◆ **Requirement**:
Search the records below for the word "shortcut" and show every line where it occurs.

◆ **Supplied information**:

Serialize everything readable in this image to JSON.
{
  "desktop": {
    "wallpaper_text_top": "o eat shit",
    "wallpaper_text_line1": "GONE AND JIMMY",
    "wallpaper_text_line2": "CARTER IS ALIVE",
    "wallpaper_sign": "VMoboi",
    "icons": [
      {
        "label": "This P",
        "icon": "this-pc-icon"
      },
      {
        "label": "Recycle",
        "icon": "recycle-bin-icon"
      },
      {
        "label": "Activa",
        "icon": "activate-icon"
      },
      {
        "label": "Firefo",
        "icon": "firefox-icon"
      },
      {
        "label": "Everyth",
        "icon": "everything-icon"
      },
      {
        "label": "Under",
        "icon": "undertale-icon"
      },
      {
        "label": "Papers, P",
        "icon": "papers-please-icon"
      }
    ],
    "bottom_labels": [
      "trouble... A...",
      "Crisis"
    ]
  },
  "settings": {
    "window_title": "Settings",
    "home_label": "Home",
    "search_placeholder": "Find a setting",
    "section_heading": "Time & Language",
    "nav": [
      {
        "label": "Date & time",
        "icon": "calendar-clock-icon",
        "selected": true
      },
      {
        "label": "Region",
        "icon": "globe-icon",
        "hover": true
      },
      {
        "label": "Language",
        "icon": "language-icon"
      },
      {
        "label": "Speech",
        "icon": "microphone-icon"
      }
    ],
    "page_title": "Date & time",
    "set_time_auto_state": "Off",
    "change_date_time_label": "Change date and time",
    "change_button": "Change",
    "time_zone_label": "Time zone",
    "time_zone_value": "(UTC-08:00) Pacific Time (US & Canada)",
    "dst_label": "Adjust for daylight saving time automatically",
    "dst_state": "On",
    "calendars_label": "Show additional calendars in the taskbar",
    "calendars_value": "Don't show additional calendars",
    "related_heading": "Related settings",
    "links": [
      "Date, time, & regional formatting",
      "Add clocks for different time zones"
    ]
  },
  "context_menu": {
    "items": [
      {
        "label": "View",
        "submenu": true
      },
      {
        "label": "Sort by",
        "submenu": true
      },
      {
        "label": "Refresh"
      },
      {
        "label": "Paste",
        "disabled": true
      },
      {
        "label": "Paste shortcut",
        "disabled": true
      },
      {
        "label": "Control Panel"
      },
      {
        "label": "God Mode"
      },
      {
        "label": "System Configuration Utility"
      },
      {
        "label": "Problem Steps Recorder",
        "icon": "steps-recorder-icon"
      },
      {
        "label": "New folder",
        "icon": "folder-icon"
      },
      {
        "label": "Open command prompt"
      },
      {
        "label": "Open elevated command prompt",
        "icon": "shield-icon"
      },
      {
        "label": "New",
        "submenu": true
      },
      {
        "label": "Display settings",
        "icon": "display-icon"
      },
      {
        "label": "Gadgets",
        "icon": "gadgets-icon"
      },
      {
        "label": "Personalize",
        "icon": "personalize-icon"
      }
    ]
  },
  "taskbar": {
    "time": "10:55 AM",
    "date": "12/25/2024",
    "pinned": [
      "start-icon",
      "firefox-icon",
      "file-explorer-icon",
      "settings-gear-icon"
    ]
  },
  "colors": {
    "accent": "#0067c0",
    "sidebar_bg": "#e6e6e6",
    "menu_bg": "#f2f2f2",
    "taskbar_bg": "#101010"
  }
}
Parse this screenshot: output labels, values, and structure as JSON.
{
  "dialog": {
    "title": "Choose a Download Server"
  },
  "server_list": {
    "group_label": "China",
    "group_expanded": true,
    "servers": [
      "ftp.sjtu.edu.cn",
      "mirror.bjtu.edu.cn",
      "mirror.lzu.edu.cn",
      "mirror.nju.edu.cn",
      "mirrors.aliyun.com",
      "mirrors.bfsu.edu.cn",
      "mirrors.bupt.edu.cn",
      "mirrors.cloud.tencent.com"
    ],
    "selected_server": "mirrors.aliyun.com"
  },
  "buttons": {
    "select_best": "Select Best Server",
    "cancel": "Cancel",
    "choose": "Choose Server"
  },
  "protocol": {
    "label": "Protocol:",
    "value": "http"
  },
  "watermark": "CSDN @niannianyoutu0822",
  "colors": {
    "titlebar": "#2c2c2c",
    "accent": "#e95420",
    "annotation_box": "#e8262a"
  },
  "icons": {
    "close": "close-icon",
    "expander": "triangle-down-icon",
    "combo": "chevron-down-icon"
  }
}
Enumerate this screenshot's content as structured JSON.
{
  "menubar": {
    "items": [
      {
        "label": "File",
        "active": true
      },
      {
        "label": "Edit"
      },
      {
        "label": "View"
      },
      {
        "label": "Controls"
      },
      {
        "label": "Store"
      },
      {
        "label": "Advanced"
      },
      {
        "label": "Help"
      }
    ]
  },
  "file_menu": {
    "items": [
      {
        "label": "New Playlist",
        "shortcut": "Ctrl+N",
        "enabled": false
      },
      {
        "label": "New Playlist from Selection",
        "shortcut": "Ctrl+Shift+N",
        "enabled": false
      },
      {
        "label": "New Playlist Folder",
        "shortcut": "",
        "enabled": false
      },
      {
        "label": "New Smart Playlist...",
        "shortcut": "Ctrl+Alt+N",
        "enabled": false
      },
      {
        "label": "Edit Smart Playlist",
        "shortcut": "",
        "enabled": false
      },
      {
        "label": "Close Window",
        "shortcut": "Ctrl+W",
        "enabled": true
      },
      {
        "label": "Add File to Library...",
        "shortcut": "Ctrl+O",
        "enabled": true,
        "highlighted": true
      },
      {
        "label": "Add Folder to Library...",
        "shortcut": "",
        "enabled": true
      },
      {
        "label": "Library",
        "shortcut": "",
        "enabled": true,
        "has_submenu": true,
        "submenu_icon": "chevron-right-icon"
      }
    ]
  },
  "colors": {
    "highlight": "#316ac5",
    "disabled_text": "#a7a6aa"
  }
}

---

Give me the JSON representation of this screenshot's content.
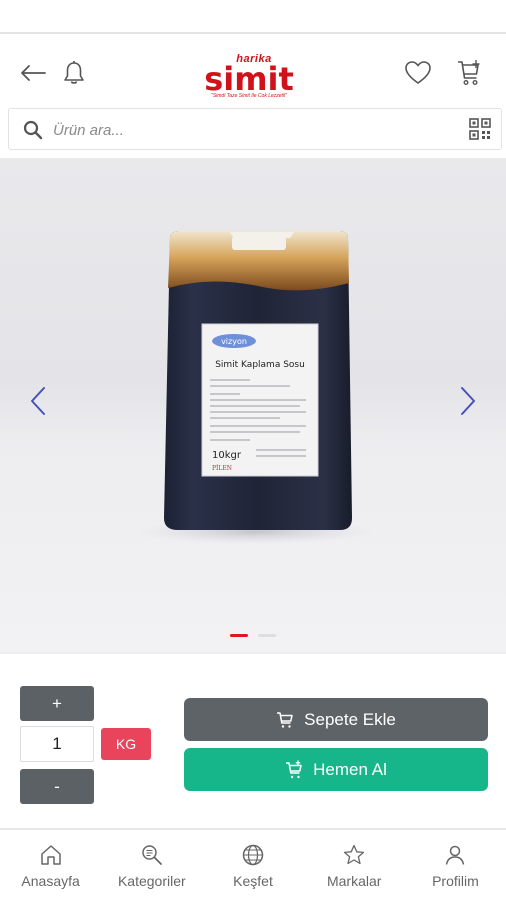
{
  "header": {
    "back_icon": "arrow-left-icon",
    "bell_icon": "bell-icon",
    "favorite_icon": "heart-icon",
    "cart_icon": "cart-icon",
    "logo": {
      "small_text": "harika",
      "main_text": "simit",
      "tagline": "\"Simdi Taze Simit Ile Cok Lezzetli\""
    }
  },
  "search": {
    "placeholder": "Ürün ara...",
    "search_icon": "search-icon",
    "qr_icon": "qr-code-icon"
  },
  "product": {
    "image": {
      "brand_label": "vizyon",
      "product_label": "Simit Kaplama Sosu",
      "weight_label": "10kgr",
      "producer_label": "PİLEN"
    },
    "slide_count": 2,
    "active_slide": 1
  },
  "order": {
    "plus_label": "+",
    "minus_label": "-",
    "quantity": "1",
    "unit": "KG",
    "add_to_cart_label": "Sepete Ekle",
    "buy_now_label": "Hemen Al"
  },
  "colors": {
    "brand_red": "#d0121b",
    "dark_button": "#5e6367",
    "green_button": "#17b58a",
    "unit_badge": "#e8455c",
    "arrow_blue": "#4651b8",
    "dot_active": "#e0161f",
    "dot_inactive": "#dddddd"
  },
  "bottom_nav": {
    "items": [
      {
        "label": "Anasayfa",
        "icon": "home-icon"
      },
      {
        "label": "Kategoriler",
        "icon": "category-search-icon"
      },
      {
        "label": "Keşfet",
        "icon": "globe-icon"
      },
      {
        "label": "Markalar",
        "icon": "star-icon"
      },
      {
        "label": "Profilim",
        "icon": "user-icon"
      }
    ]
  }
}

◆ **Correct response**:
        "label": "Paste shortcut",
        "shortcut": "Ctrl+N",
        "shortcut": "Ctrl+Shift+N",
        "shortcut": "",
        "shortcut": "Ctrl+Alt+N",
        "shortcut": "",
        "shortcut": "Ctrl+W",
        "shortcut": "Ctrl+O",
        "shortcut": "",
        "shortcut": "",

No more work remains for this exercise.